- _Exercise directions_
Copy the forum post starting at "Environment: GTX 3090" and ending at "need help, please.", replacing each "checkpoint" with "ckpt".

AnyNet torch.onnx.export RuntimeError: Unsupported: ONNX export of Pad in opset 9. The sizes of the padding must be constant.

Environment: GTX 3090 torch1.7.0+cu110 torchvision0.8.1 python3.8

File: if name == 'main': # main() img_l = torch.randn(1,3,512,256).cuda() img_r = torch.randn(1,3,512,256).cuda() f = r"../results/pretrained_anynet/checkpoint.tar" checkpoint = torch.load(f) checkpoint['state_dict'] = proc_nodes_module(checkpoint, 'state_dict') model = models.anynet.AnyNet(args).cuda() model.load_state_dict(checkpoint['state_dict']) model.eval() torch.onnx.export(model, (img_l, img_r), "anynet.onnx", verbose=False, input_names=["img_l","img_r"], output_names=["stage1","stage2","stage3"], opset_version=11)

Problem: RuntimeError: Unsupported: ONNX export of Pad in opset 9. The sizes of the padding must be constant. Please try opset version 11. I have set opset_version 11, but it doesn't work at all. Does anybody know how to solve this problem? I really need help, please.

- _Records supplied_

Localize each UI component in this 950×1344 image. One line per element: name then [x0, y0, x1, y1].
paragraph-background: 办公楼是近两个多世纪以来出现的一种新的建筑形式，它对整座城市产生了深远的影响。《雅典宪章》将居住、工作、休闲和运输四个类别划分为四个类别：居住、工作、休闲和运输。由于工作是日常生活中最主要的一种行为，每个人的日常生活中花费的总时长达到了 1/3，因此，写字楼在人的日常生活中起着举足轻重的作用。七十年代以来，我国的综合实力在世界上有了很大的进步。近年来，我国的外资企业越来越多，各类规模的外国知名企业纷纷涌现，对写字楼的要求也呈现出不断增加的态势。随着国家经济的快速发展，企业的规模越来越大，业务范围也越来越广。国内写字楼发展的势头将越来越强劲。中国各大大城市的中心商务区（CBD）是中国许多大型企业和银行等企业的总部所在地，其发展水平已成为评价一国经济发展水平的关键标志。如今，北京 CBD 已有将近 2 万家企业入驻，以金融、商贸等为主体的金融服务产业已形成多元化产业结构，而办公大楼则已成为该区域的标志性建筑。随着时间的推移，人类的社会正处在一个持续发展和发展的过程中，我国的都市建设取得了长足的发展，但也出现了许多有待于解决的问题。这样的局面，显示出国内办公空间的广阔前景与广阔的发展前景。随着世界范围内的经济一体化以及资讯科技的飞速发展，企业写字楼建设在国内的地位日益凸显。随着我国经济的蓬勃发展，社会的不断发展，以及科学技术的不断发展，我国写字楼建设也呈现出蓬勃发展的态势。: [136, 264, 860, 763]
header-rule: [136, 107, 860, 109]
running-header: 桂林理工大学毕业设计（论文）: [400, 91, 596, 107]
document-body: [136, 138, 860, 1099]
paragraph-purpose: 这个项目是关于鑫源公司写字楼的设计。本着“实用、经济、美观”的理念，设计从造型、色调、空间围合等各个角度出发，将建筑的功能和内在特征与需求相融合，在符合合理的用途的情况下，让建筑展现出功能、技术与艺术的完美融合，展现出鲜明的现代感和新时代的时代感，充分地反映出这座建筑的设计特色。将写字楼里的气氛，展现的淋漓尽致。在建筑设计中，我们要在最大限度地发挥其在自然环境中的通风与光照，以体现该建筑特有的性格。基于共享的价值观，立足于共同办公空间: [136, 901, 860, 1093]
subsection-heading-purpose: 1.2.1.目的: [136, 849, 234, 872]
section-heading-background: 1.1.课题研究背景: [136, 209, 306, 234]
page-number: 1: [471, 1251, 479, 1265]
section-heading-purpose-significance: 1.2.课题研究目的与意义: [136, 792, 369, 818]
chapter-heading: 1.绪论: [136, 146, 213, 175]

---

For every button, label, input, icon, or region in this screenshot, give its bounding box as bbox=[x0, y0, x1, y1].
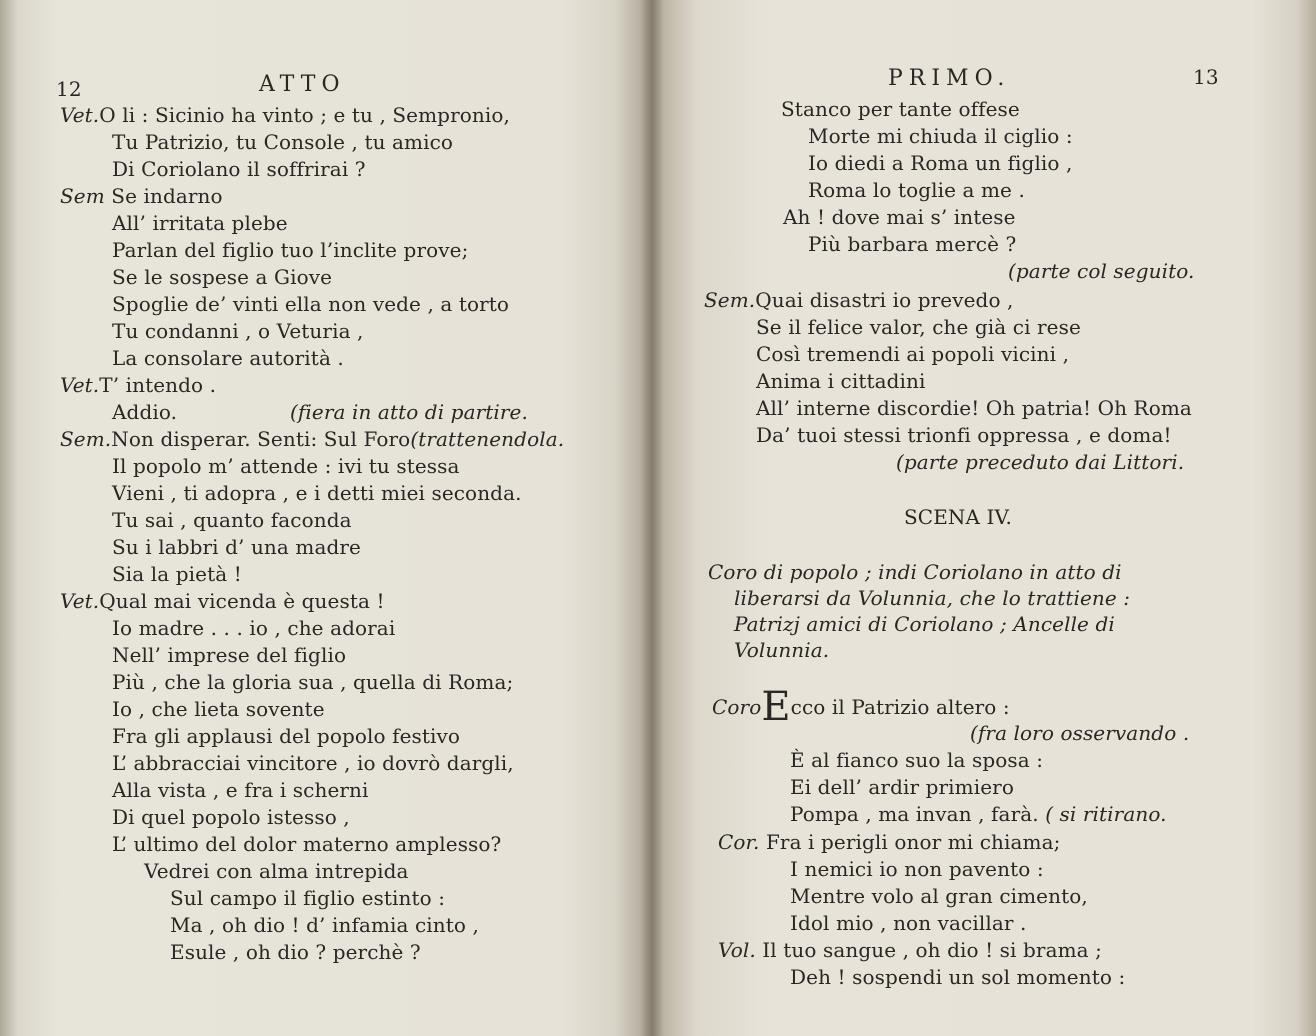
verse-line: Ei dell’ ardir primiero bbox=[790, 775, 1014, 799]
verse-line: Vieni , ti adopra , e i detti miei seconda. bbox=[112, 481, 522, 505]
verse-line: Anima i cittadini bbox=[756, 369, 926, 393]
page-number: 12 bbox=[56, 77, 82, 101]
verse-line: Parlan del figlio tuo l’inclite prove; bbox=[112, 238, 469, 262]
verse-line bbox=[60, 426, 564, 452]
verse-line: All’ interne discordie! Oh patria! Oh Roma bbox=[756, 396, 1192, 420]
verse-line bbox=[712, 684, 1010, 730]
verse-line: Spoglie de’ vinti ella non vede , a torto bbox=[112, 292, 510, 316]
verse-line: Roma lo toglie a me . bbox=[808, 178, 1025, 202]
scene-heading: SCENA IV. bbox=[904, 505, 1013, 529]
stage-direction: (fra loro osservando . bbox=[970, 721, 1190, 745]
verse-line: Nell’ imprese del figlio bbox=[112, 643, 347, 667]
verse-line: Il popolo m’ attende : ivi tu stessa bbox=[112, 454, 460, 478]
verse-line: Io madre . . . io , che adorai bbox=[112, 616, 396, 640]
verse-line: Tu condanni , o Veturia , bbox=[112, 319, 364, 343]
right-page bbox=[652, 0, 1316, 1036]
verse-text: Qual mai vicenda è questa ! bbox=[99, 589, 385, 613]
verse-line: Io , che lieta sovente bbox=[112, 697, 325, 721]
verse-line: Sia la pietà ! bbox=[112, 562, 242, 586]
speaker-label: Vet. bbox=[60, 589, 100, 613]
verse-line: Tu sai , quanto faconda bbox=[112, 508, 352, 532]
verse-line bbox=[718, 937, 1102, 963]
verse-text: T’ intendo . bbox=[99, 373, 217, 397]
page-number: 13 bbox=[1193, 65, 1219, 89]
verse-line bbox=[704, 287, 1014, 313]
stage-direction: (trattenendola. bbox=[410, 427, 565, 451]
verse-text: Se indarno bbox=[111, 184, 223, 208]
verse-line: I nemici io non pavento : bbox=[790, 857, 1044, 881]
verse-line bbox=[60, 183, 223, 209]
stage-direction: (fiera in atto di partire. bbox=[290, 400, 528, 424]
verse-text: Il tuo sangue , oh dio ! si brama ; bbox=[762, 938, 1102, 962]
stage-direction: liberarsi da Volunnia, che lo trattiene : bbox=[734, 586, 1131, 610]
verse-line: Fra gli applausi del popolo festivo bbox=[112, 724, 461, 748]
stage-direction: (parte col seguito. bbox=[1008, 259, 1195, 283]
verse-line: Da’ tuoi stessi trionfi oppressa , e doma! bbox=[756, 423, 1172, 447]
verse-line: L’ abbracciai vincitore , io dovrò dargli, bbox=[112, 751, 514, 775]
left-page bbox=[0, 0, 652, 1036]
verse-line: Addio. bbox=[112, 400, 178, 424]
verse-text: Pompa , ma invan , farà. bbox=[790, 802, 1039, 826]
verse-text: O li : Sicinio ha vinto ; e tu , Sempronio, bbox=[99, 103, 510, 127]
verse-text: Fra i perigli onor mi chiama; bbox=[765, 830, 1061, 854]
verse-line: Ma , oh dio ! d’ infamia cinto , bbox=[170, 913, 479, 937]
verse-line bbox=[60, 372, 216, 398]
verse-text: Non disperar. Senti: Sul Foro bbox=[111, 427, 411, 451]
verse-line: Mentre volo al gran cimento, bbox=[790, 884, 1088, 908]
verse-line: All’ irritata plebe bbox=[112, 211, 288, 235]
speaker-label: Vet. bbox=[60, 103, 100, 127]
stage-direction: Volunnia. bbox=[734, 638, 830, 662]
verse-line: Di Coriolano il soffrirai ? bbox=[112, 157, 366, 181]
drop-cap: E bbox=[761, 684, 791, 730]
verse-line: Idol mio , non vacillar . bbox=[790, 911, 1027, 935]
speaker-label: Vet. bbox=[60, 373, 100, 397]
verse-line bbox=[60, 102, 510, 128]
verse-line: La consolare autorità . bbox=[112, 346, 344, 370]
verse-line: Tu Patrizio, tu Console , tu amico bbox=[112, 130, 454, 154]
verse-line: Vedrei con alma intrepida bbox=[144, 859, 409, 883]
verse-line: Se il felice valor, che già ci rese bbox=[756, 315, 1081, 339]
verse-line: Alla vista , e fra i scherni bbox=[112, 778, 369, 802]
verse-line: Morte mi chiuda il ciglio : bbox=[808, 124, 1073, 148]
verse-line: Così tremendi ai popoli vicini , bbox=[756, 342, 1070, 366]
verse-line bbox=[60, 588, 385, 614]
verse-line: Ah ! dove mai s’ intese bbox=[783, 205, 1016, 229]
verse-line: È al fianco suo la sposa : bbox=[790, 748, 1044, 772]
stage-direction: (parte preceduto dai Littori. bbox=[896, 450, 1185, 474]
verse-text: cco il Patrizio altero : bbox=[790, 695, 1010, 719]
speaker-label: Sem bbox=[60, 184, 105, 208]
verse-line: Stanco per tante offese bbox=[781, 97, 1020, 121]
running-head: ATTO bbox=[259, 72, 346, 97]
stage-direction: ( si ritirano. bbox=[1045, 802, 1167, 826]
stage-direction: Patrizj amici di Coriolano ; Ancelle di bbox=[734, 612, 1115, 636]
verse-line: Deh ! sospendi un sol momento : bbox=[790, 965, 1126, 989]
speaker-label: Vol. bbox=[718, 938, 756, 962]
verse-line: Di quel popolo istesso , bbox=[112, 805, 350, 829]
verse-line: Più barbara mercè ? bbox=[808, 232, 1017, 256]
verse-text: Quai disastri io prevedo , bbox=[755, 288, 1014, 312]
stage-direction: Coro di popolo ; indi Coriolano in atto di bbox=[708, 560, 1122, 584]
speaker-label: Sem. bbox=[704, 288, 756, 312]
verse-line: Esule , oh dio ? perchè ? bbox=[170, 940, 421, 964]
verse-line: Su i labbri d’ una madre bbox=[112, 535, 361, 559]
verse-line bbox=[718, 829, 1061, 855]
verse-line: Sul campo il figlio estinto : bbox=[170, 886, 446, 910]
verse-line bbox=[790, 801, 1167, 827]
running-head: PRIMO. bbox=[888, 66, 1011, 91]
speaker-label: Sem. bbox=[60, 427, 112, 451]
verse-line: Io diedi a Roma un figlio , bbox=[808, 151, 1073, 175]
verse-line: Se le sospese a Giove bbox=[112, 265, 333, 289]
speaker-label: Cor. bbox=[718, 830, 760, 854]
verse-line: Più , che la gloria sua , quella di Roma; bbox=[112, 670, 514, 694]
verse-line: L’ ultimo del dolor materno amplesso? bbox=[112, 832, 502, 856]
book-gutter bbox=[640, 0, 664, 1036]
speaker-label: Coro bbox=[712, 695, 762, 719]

---

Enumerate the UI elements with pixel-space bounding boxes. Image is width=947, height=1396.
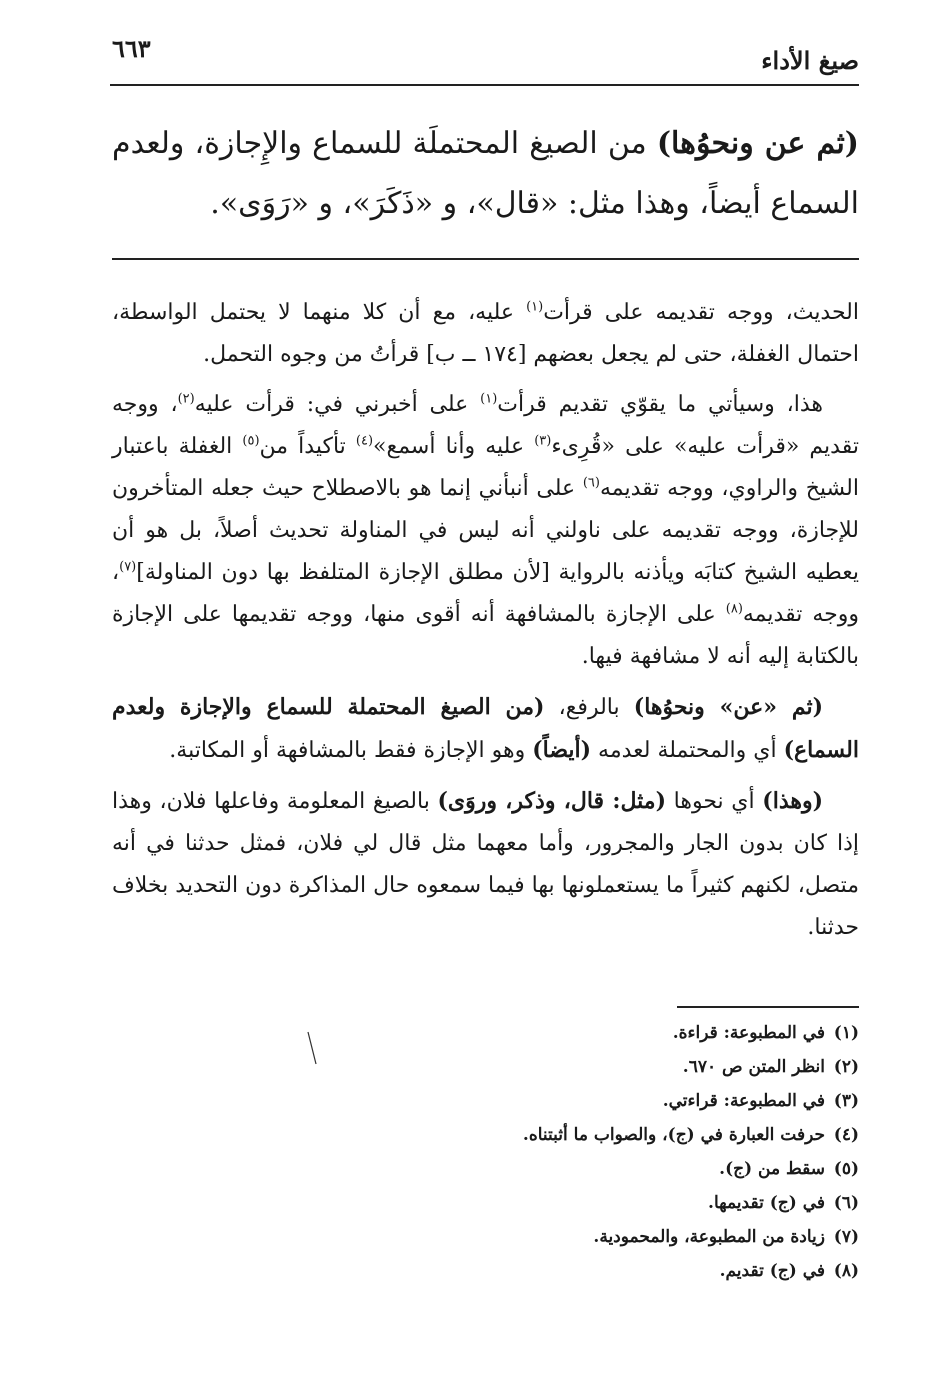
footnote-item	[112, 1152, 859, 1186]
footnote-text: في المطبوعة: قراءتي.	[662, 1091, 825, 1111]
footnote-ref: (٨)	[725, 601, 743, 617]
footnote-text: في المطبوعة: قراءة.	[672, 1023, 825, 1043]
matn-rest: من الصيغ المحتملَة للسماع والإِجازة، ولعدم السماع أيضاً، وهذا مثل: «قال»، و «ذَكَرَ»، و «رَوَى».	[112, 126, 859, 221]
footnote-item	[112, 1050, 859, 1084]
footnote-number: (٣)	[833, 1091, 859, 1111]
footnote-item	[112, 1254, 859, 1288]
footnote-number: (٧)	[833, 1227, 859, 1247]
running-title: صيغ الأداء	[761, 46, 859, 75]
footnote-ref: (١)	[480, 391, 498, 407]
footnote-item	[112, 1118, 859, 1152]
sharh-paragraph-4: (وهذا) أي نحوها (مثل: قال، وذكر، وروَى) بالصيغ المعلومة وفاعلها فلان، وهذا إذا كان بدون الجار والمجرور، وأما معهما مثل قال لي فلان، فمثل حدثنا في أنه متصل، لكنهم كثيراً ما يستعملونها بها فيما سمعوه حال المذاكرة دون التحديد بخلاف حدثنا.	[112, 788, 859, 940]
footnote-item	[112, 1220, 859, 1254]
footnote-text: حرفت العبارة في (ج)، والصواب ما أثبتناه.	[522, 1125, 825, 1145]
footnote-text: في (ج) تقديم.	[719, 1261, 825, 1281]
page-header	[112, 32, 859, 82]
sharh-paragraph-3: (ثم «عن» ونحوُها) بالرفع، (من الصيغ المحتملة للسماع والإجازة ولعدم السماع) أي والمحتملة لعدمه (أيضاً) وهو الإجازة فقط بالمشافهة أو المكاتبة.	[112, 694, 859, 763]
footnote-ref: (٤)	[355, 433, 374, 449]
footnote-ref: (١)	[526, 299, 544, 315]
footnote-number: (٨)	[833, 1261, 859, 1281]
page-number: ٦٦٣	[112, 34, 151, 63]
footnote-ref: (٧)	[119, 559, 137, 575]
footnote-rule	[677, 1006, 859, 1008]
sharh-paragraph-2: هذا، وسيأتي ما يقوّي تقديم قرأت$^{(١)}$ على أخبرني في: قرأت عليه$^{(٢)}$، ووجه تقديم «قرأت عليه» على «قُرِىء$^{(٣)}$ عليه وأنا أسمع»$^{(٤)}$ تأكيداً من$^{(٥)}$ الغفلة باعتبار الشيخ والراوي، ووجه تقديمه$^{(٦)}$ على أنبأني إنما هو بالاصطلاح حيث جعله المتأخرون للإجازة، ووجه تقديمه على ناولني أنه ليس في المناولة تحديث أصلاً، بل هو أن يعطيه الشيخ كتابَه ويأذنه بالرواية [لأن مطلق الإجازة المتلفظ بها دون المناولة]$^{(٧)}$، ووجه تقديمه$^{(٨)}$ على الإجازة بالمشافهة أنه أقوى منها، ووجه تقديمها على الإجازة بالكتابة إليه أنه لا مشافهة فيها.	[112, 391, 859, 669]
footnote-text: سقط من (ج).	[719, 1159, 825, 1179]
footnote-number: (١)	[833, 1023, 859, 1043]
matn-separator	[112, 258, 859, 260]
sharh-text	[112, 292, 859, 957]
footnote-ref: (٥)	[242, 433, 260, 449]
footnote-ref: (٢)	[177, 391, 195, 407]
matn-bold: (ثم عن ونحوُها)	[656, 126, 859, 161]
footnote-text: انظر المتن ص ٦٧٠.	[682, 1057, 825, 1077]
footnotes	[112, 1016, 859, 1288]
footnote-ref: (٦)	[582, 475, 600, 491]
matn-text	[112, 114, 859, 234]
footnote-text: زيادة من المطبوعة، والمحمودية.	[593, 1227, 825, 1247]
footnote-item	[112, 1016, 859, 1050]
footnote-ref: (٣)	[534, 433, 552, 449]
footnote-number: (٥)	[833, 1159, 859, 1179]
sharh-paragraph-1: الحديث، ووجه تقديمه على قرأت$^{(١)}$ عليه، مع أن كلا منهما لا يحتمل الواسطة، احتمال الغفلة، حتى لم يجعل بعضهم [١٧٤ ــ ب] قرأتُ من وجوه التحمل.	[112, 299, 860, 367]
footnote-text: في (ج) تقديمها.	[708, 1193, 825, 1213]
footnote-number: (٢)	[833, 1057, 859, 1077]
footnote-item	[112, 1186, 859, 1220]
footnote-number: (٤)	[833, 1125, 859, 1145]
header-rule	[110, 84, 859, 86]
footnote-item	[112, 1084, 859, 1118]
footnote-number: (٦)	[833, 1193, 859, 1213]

- _Finished answer_
Environment: GTX 3090 torch1.7.0+cu110 torchvision0.8.1 python3.8

File: if name == 'main': # main() img_l = torch.randn(1,3,512,256).cuda() img_r = torch.randn(1,3,512,256).cuda() f = r"../results/pretrained_anynet/ckpt.tar" ckpt = torch.load(f) ckpt['state_dict'] = proc_nodes_module(ckpt, 'state_dict') model = models.anynet.AnyNet(args).cuda() model.load_state_dict(ckpt['state_dict']) model.eval() torch.onnx.export(model, (img_l, img_r), "anynet.onnx", verbose=False, input_names=["img_l","img_r"], output_names=["stage1","stage2","stage3"], opset_version=11)

Problem: RuntimeError: Unsupported: ONNX export of Pad in opset 9. The sizes of the padding must be constant. Please try opset version 11. I have set opset_version 11, but it doesn't work at all. Does anybody know how to solve this problem? I really need help, please.